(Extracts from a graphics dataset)
================

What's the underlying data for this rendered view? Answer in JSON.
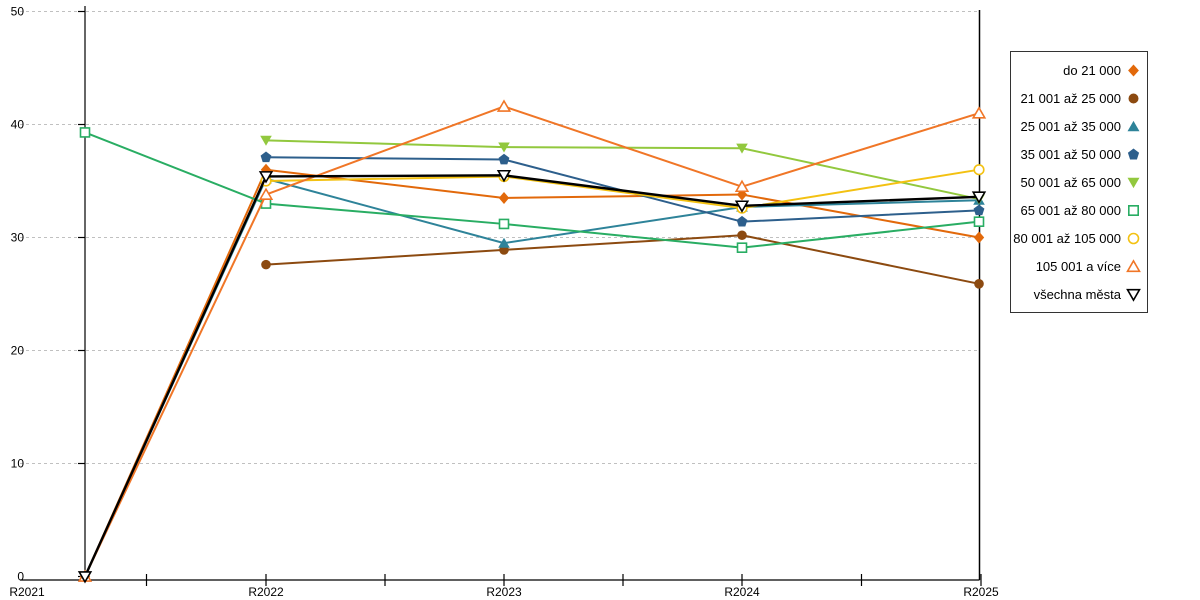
{
  "chart_data": {
    "type": "line",
    "categories": [
      "R2021",
      "R2022",
      "R2023",
      "R2024",
      "R2025"
    ],
    "xlabel": "",
    "ylabel": "",
    "ylim": [
      0,
      50
    ],
    "yticks": [
      0,
      10,
      20,
      30,
      40,
      50
    ],
    "grid": true,
    "grid_color": "#c0c0c0",
    "axis_color": "#000000",
    "legend_position": "right",
    "series": [
      {
        "name": "do 21 000",
        "marker": "diamond",
        "fill": "solid",
        "color": "#E2690B",
        "values": [
          0,
          36.0,
          33.5,
          33.8,
          30.0
        ]
      },
      {
        "name": "21 001 až 25 000",
        "marker": "circle",
        "fill": "solid",
        "color": "#8C4A10",
        "values": [
          null,
          27.6,
          28.9,
          30.2,
          25.9
        ]
      },
      {
        "name": "25 001 až 35 000",
        "marker": "triangle-up",
        "fill": "solid",
        "color": "#2E8399",
        "values": [
          0,
          35.2,
          29.5,
          32.7,
          33.3
        ]
      },
      {
        "name": "35 001 až 50 000",
        "marker": "pentagon",
        "fill": "solid",
        "color": "#2D5F8C",
        "values": [
          null,
          37.1,
          36.9,
          31.4,
          32.4
        ]
      },
      {
        "name": "50 001 až 65 000",
        "marker": "triangle-down",
        "fill": "solid",
        "color": "#92C83E",
        "values": [
          null,
          38.6,
          38.0,
          37.9,
          33.4
        ]
      },
      {
        "name": "65 001 až 80 000",
        "marker": "square",
        "fill": "open",
        "color": "#29AD63",
        "values": [
          39.3,
          33.0,
          31.2,
          29.1,
          31.4
        ]
      },
      {
        "name": "80 001 až 105 000",
        "marker": "circle",
        "fill": "open",
        "color": "#F3C111",
        "values": [
          null,
          35.0,
          35.4,
          32.6,
          36.0
        ]
      },
      {
        "name": "105 001 a více",
        "marker": "triangle-up",
        "fill": "open",
        "color": "#F07627",
        "values": [
          0,
          33.8,
          41.6,
          34.5,
          41.0
        ]
      },
      {
        "name": "všechna města",
        "marker": "triangle-down",
        "fill": "open",
        "color": "#000000",
        "values": [
          0,
          35.4,
          35.5,
          32.8,
          33.6
        ]
      }
    ]
  }
}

================

▸ **What the task asks**: The data should be printed again unchanged; leave its pictures out.

▸ **Right answer**:
What's the underlying data for this rendered view? Answer in JSON.
{
  "chart_data": {
    "type": "line",
    "categories": [
      "R2021",
      "R2022",
      "R2023",
      "R2024",
      "R2025"
    ],
    "xlabel": "",
    "ylabel": "",
    "ylim": [
      0,
      50
    ],
    "yticks": [
      0,
      10,
      20,
      30,
      40,
      50
    ],
    "grid": true,
    "grid_color": "#c0c0c0",
    "axis_color": "#000000",
    "legend_position": "right",
    "series": [
      {
        "name": "do 21 000",
        "marker": "diamond",
        "fill": "solid",
        "color": "#E2690B",
        "values": [
          0,
          36.0,
          33.5,
          33.8,
          30.0
        ]
      },
      {
        "name": "21 001 až 25 000",
        "marker": "circle",
        "fill": "solid",
        "color": "#8C4A10",
        "values": [
          null,
          27.6,
          28.9,
          30.2,
          25.9
        ]
      },
      {
        "name": "25 001 až 35 000",
        "marker": "triangle-up",
        "fill": "solid",
        "color": "#2E8399",
        "values": [
          0,
          35.2,
          29.5,
          32.7,
          33.3
        ]
      },
      {
        "name": "35 001 až 50 000",
        "marker": "pentagon",
        "fill": "solid",
        "color": "#2D5F8C",
        "values": [
          null,
          37.1,
          36.9,
          31.4,
          32.4
        ]
      },
      {
        "name": "50 001 až 65 000",
        "marker": "triangle-down",
        "fill": "solid",
        "color": "#92C83E",
        "values": [
          null,
          38.6,
          38.0,
          37.9,
          33.4
        ]
      },
      {
        "name": "65 001 až 80 000",
        "marker": "square",
        "fill": "open",
        "color": "#29AD63",
        "values": [
          39.3,
          33.0,
          31.2,
          29.1,
          31.4
        ]
      },
      {
        "name": "80 001 až 105 000",
        "marker": "circle",
        "fill": "open",
        "color": "#F3C111",
        "values": [
          null,
          35.0,
          35.4,
          32.6,
          36.0
        ]
      },
      {
        "name": "105 001 a více",
        "marker": "triangle-up",
        "fill": "open",
        "color": "#F07627",
        "values": [
          0,
          33.8,
          41.6,
          34.5,
          41.0
        ]
      },
      {
        "name": "všechna města",
        "marker": "triangle-down",
        "fill": "open",
        "color": "#000000",
        "values": [
          0,
          35.4,
          35.5,
          32.8,
          33.6
        ]
      }
    ]
  }
}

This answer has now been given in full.